*Materials provided*:
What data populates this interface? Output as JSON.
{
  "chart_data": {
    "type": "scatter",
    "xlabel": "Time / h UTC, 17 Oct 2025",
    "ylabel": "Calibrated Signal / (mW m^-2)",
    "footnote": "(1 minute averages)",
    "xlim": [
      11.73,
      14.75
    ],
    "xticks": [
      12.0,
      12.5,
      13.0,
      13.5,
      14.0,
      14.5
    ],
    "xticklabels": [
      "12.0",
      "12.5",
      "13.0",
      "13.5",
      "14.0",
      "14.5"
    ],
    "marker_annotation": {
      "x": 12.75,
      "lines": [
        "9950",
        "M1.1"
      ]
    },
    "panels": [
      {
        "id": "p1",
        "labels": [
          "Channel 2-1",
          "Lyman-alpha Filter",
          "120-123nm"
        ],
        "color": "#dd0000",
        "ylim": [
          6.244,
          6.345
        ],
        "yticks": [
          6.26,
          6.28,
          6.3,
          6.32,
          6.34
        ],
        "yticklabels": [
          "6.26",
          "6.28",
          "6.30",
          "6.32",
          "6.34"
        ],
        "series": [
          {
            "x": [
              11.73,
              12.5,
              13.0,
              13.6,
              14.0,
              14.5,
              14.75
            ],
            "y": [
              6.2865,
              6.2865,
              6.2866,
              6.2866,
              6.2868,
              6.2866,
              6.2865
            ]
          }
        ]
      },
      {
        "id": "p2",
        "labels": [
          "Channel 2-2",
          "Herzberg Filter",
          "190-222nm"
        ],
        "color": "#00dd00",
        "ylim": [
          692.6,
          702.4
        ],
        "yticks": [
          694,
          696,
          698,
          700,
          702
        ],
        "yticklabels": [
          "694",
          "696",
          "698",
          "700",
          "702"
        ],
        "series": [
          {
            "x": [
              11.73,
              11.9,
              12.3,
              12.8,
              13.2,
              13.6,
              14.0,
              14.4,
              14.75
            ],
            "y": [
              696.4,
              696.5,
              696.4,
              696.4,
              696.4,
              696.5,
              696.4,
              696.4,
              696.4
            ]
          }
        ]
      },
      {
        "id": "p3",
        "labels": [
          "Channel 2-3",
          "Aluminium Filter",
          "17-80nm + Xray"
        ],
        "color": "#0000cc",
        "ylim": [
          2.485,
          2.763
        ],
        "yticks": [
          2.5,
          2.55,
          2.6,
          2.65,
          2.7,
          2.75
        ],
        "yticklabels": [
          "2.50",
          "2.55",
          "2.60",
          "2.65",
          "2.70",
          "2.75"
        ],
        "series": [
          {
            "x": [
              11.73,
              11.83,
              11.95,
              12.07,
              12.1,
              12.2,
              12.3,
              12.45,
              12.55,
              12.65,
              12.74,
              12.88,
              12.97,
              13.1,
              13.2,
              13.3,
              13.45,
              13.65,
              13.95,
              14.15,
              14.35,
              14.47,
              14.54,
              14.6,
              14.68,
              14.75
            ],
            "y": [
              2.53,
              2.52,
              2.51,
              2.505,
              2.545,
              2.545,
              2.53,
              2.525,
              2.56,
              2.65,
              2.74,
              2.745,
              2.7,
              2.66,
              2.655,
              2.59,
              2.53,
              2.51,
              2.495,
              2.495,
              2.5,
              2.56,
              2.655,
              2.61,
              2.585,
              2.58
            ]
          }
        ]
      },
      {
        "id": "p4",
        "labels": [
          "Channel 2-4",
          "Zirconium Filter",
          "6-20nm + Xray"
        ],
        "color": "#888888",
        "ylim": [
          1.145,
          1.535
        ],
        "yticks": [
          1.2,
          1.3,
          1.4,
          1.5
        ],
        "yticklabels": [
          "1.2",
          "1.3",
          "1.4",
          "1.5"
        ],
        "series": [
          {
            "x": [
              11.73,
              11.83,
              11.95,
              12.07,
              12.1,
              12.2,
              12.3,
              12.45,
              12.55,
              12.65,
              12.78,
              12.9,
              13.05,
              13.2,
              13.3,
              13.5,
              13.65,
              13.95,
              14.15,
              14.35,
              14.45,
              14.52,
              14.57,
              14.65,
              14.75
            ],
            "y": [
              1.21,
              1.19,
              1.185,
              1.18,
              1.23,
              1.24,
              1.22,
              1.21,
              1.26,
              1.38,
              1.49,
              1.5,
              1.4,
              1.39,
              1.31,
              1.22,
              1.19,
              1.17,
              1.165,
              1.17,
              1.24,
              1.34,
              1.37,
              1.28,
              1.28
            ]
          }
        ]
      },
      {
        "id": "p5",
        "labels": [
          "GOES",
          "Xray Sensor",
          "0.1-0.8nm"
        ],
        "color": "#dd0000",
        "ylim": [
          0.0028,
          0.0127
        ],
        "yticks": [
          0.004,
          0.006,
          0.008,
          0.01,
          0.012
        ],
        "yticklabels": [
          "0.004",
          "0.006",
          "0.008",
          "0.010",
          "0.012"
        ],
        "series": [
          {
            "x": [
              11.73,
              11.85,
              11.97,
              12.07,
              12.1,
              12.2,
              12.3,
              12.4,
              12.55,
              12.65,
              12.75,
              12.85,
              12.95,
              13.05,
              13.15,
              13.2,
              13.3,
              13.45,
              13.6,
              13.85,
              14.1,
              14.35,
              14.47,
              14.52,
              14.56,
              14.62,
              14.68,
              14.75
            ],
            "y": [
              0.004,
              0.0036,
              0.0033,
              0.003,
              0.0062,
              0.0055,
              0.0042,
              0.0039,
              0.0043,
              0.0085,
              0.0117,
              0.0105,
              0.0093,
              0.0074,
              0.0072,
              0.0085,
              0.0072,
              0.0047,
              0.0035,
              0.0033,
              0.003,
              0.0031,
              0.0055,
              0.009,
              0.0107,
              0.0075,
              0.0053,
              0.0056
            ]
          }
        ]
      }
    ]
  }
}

*Given exercise*: Transcribe the whole listing exactly.

*Result for this task*:
What data populates this interface? Output as JSON.
{
  "chart_data": {
    "type": "scatter",
    "xlabel": "Time / h UTC, 17 Oct 2025",
    "ylabel": "Calibrated Signal / (mW m^-2)",
    "footnote": "(1 minute averages)",
    "xlim": [
      11.73,
      14.75
    ],
    "xticks": [
      12.0,
      12.5,
      13.0,
      13.5,
      14.0,
      14.5
    ],
    "xticklabels": [
      "12.0",
      "12.5",
      "13.0",
      "13.5",
      "14.0",
      "14.5"
    ],
    "marker_annotation": {
      "x": 12.75,
      "lines": [
        "9950",
        "M1.1"
      ]
    },
    "panels": [
      {
        "id": "p1",
        "labels": [
          "Channel 2-1",
          "Lyman-alpha Filter",
          "120-123nm"
        ],
        "color": "#dd0000",
        "ylim": [
          6.244,
          6.345
        ],
        "yticks": [
          6.26,
          6.28,
          6.3,
          6.32,
          6.34
        ],
        "yticklabels": [
          "6.26",
          "6.28",
          "6.30",
          "6.32",
          "6.34"
        ],
        "series": [
          {
            "x": [
              11.73,
              12.5,
              13.0,
              13.6,
              14.0,
              14.5,
              14.75
            ],
            "y": [
              6.2865,
              6.2865,
              6.2866,
              6.2866,
              6.2868,
              6.2866,
              6.2865
            ]
          }
        ]
      },
      {
        "id": "p2",
        "labels": [
          "Channel 2-2",
          "Herzberg Filter",
          "190-222nm"
        ],
        "color": "#00dd00",
        "ylim": [
          692.6,
          702.4
        ],
        "yticks": [
          694,
          696,
          698,
          700,
          702
        ],
        "yticklabels": [
          "694",
          "696",
          "698",
          "700",
          "702"
        ],
        "series": [
          {
            "x": [
              11.73,
              11.9,
              12.3,
              12.8,
              13.2,
              13.6,
              14.0,
              14.4,
              14.75
            ],
            "y": [
              696.4,
              696.5,
              696.4,
              696.4,
              696.4,
              696.5,
              696.4,
              696.4,
              696.4
            ]
          }
        ]
      },
      {
        "id": "p3",
        "labels": [
          "Channel 2-3",
          "Aluminium Filter",
          "17-80nm + Xray"
        ],
        "color": "#0000cc",
        "ylim": [
          2.485,
          2.763
        ],
        "yticks": [
          2.5,
          2.55,
          2.6,
          2.65,
          2.7,
          2.75
        ],
        "yticklabels": [
          "2.50",
          "2.55",
          "2.60",
          "2.65",
          "2.70",
          "2.75"
        ],
        "series": [
          {
            "x": [
              11.73,
              11.83,
              11.95,
              12.07,
              12.1,
              12.2,
              12.3,
              12.45,
              12.55,
              12.65,
              12.74,
              12.88,
              12.97,
              13.1,
              13.2,
              13.3,
              13.45,
              13.65,
              13.95,
              14.15,
              14.35,
              14.47,
              14.54,
              14.6,
              14.68,
              14.75
            ],
            "y": [
              2.53,
              2.52,
              2.51,
              2.505,
              2.545,
              2.545,
              2.53,
              2.525,
              2.56,
              2.65,
              2.74,
              2.745,
              2.7,
              2.66,
              2.655,
              2.59,
              2.53,
              2.51,
              2.495,
              2.495,
              2.5,
              2.56,
              2.655,
              2.61,
              2.585,
              2.58
            ]
          }
        ]
      },
      {
        "id": "p4",
        "labels": [
          "Channel 2-4",
          "Zirconium Filter",
          "6-20nm + Xray"
        ],
        "color": "#888888",
        "ylim": [
          1.145,
          1.535
        ],
        "yticks": [
          1.2,
          1.3,
          1.4,
          1.5
        ],
        "yticklabels": [
          "1.2",
          "1.3",
          "1.4",
          "1.5"
        ],
        "series": [
          {
            "x": [
              11.73,
              11.83,
              11.95,
              12.07,
              12.1,
              12.2,
              12.3,
              12.45,
              12.55,
              12.65,
              12.78,
              12.9,
              13.05,
              13.2,
              13.3,
              13.5,
              13.65,
              13.95,
              14.15,
              14.35,
              14.45,
              14.52,
              14.57,
              14.65,
              14.75
            ],
            "y": [
              1.21,
              1.19,
              1.185,
              1.18,
              1.23,
              1.24,
              1.22,
              1.21,
              1.26,
              1.38,
              1.49,
              1.5,
              1.4,
              1.39,
              1.31,
              1.22,
              1.19,
              1.17,
              1.165,
              1.17,
              1.24,
              1.34,
              1.37,
              1.28,
              1.28
            ]
          }
        ]
      },
      {
        "id": "p5",
        "labels": [
          "GOES",
          "Xray Sensor",
          "0.1-0.8nm"
        ],
        "color": "#dd0000",
        "ylim": [
          0.0028,
          0.0127
        ],
        "yticks": [
          0.004,
          0.006,
          0.008,
          0.01,
          0.012
        ],
        "yticklabels": [
          "0.004",
          "0.006",
          "0.008",
          "0.010",
          "0.012"
        ],
        "series": [
          {
            "x": [
              11.73,
              11.85,
              11.97,
              12.07,
              12.1,
              12.2,
              12.3,
              12.4,
              12.55,
              12.65,
              12.75,
              12.85,
              12.95,
              13.05,
              13.15,
              13.2,
              13.3,
              13.45,
              13.6,
              13.85,
              14.1,
              14.35,
              14.47,
              14.52,
              14.56,
              14.62,
              14.68,
              14.75
            ],
            "y": [
              0.004,
              0.0036,
              0.0033,
              0.003,
              0.0062,
              0.0055,
              0.0042,
              0.0039,
              0.0043,
              0.0085,
              0.0117,
              0.0105,
              0.0093,
              0.0074,
              0.0072,
              0.0085,
              0.0072,
              0.0047,
              0.0035,
              0.0033,
              0.003,
              0.0031,
              0.0055,
              0.009,
              0.0107,
              0.0075,
              0.0053,
              0.0056
            ]
          }
        ]
      }
    ]
  }
}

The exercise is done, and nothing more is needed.